§ What you are asked to do: Copy every record verbatim but exclude the pictures.

§ Available data:
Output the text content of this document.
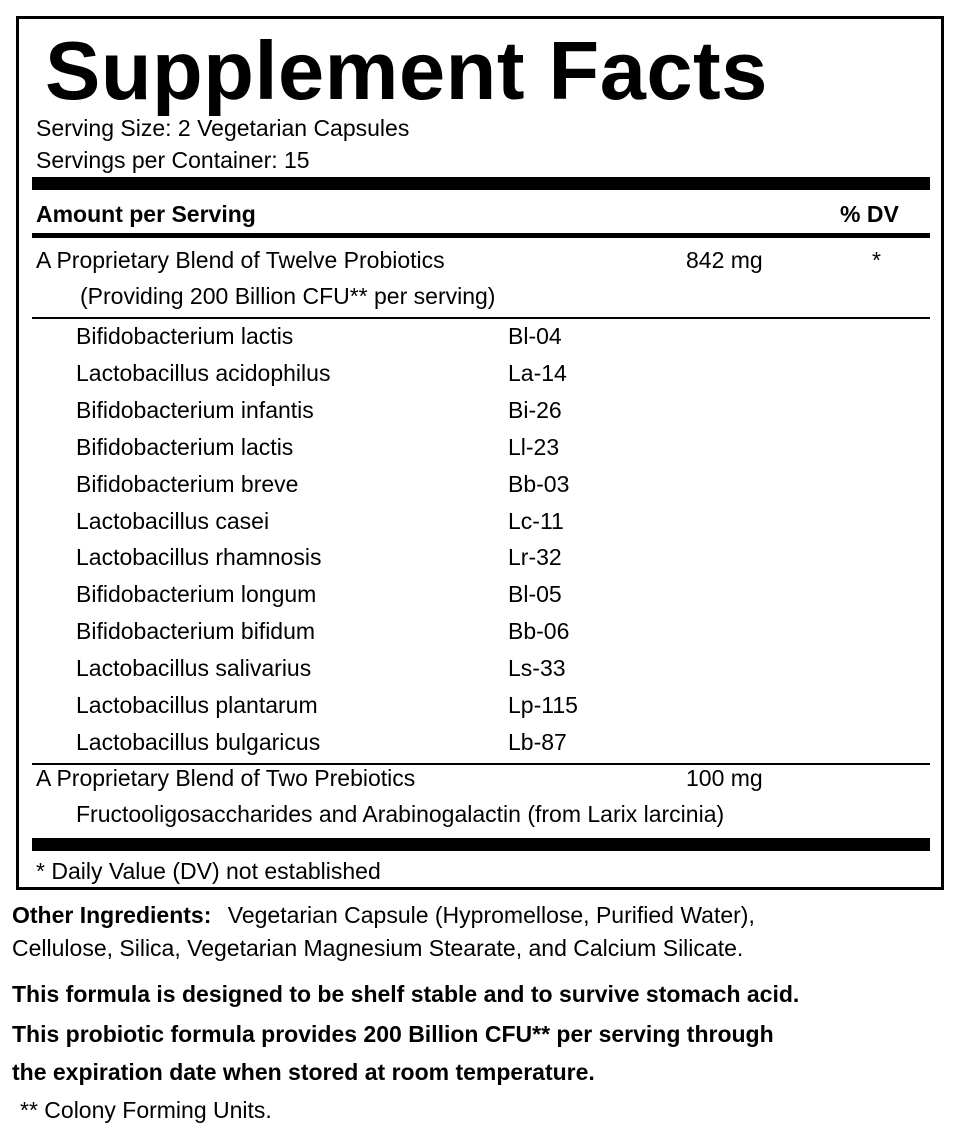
Supplement Facts
Serving Size: 2 Vegetarian Capsules
Servings per Container: 15
Amount per Serving	% DV
A Proprietary Blend of Twelve Probiotics	842 mg	*
(Providing 200 Billion CFU** per serving)
Bifidobacterium lactis	Bl-04
Lactobacillus acidophilus	La-14
Bifidobacterium infantis	Bi-26
Bifidobacterium lactis	Ll-23
Bifidobacterium breve	Bb-03
Lactobacillus casei	Lc-11
Lactobacillus rhamnosis	Lr-32
Bifidobacterium longum	Bl-05
Bifidobacterium bifidum	Bb-06
Lactobacillus salivarius	Ls-33
Lactobacillus plantarum	Lp-115
Lactobacillus bulgaricus	Lb-87
A Proprietary Blend of Two Prebiotics	100 mg
Fructooligosaccharides and Arabinogalactin (from Larix larcinia)
* Daily Value (DV) not established
Other Ingredients: Vegetarian Capsule (Hypromellose, Purified Water),
Cellulose, Silica, Vegetarian Magnesium Stearate, and Calcium Silicate.
This formula is designed to be shelf stable and to survive stomach acid.
This probiotic formula provides 200 Billion CFU** per serving through
the expiration date when stored at room temperature.
** Colony Forming Units.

§ Task solution:
Output the text content of this document.
Supplement Facts
Serving Size: 2 Vegetarian Capsules
Servings per Container: 15
Amount per Serving	% DV
A Proprietary Blend of Twelve Probiotics	842 mg	*
(Providing 200 Billion CFU** per serving)
Bifidobacterium lactis	Bl-04
Lactobacillus acidophilus	La-14
Bifidobacterium infantis	Bi-26
Bifidobacterium lactis	Ll-23
Bifidobacterium breve	Bb-03
Lactobacillus casei	Lc-11
Lactobacillus rhamnosis	Lr-32
Bifidobacterium longum	Bl-05
Bifidobacterium bifidum	Bb-06
Lactobacillus salivarius	Ls-33
Lactobacillus plantarum	Lp-115
Lactobacillus bulgaricus	Lb-87
A Proprietary Blend of Two Prebiotics	100 mg
Fructooligosaccharides and Arabinogalactin (from Larix larcinia)
* Daily Value (DV) not established
Other Ingredients: Vegetarian Capsule (Hypromellose, Purified Water),
Cellulose, Silica, Vegetarian Magnesium Stearate, and Calcium Silicate.
This formula is designed to be shelf stable and to survive stomach acid.
This probiotic formula provides 200 Billion CFU** per serving through
the expiration date when stored at room temperature.
** Colony Forming Units.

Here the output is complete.